>> Start Entries

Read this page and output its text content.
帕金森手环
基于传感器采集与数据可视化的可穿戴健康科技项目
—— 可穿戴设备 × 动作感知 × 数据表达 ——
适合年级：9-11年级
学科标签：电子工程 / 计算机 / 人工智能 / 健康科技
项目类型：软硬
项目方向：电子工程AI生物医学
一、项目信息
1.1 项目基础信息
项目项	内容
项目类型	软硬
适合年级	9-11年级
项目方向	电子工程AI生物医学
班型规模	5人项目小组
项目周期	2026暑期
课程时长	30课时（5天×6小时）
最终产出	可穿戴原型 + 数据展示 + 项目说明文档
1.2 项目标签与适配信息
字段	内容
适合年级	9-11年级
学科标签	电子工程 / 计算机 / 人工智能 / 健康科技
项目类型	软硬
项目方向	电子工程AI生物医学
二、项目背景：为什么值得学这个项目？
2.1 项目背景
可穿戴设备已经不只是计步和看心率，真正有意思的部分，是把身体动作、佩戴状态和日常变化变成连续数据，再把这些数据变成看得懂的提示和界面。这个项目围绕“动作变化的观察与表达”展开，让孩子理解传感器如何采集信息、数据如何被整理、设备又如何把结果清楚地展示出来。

>> End Entries

§ Problem requirements
Extract each line of the listing above, copying it word for word.

§ Response to the exercise
Read this page and output its text content.
帕金森手环
基于传感器采集与数据可视化的可穿戴健康科技项目
—— 可穿戴设备 × 动作感知 × 数据表达 ——
适合年级：9-11年级
学科标签：电子工程 / 计算机 / 人工智能 / 健康科技
项目类型：软硬
项目方向：电子工程AI生物医学
一、项目信息
1.1 项目基础信息
项目项	内容
项目类型	软硬
适合年级	9-11年级
项目方向	电子工程AI生物医学
班型规模	5人项目小组
项目周期	2026暑期
课程时长	30课时（5天×6小时）
最终产出	可穿戴原型 + 数据展示 + 项目说明文档
1.2 项目标签与适配信息
字段	内容
适合年级	9-11年级
学科标签	电子工程 / 计算机 / 人工智能 / 健康科技
项目类型	软硬
项目方向	电子工程AI生物医学
二、项目背景：为什么值得学这个项目？
2.1 项目背景
可穿戴设备已经不只是计步和看心率，真正有意思的部分，是把身体动作、佩戴状态和日常变化变成连续数据，再把这些数据变成看得懂的提示和界面。这个项目围绕“动作变化的观察与表达”展开，让孩子理解传感器如何采集信息、数据如何被整理、设备又如何把结果清楚地展示出来。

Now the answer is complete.